- What the task asks
Type out the material below exactly.

- Stored data entries
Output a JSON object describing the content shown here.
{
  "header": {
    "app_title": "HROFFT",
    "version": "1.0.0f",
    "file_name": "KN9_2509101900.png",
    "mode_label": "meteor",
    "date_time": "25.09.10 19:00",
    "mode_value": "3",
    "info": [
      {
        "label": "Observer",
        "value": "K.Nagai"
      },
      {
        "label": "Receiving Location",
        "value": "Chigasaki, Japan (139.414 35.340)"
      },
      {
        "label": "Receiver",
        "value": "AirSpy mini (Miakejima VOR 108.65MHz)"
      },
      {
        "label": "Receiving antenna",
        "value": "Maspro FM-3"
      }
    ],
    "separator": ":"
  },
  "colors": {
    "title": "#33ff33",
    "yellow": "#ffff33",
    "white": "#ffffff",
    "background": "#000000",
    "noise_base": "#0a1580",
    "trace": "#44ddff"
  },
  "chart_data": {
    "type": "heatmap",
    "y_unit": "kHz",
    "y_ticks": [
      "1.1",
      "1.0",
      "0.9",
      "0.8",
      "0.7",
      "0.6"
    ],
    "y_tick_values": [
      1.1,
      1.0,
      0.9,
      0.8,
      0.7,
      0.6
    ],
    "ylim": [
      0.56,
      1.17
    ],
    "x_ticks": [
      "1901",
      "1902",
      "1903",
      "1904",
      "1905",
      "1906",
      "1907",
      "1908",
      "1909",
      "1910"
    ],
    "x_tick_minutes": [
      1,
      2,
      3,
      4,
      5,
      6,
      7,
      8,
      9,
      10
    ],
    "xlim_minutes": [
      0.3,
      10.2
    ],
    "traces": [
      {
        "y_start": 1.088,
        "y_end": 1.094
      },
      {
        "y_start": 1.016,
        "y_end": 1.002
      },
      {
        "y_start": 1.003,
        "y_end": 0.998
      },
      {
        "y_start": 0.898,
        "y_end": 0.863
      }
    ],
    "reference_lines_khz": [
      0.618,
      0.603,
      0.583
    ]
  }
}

- Final answer
Output a JSON object describing the content shown here.
{
  "header": {
    "app_title": "HROFFT",
    "version": "1.0.0f",
    "file_name": "KN9_2509101900.png",
    "mode_label": "meteor",
    "date_time": "25.09.10 19:00",
    "mode_value": "3",
    "info": [
      {
        "label": "Observer",
        "value": "K.Nagai"
      },
      {
        "label": "Receiving Location",
        "value": "Chigasaki, Japan (139.414 35.340)"
      },
      {
        "label": "Receiver",
        "value": "AirSpy mini (Miakejima VOR 108.65MHz)"
      },
      {
        "label": "Receiving antenna",
        "value": "Maspro FM-3"
      }
    ],
    "separator": ":"
  },
  "colors": {
    "title": "#33ff33",
    "yellow": "#ffff33",
    "white": "#ffffff",
    "background": "#000000",
    "noise_base": "#0a1580",
    "trace": "#44ddff"
  },
  "chart_data": {
    "type": "heatmap",
    "y_unit": "kHz",
    "y_ticks": [
      "1.1",
      "1.0",
      "0.9",
      "0.8",
      "0.7",
      "0.6"
    ],
    "y_tick_values": [
      1.1,
      1.0,
      0.9,
      0.8,
      0.7,
      0.6
    ],
    "ylim": [
      0.56,
      1.17
    ],
    "x_ticks": [
      "1901",
      "1902",
      "1903",
      "1904",
      "1905",
      "1906",
      "1907",
      "1908",
      "1909",
      "1910"
    ],
    "x_tick_minutes": [
      1,
      2,
      3,
      4,
      5,
      6,
      7,
      8,
      9,
      10
    ],
    "xlim_minutes": [
      0.3,
      10.2
    ],
    "traces": [
      {
        "y_start": 1.088,
        "y_end": 1.094
      },
      {
        "y_start": 1.016,
        "y_end": 1.002
      },
      {
        "y_start": 1.003,
        "y_end": 0.998
      },
      {
        "y_start": 0.898,
        "y_end": 0.863
      }
    ],
    "reference_lines_khz": [
      0.618,
      0.603,
      0.583
    ]
  }
}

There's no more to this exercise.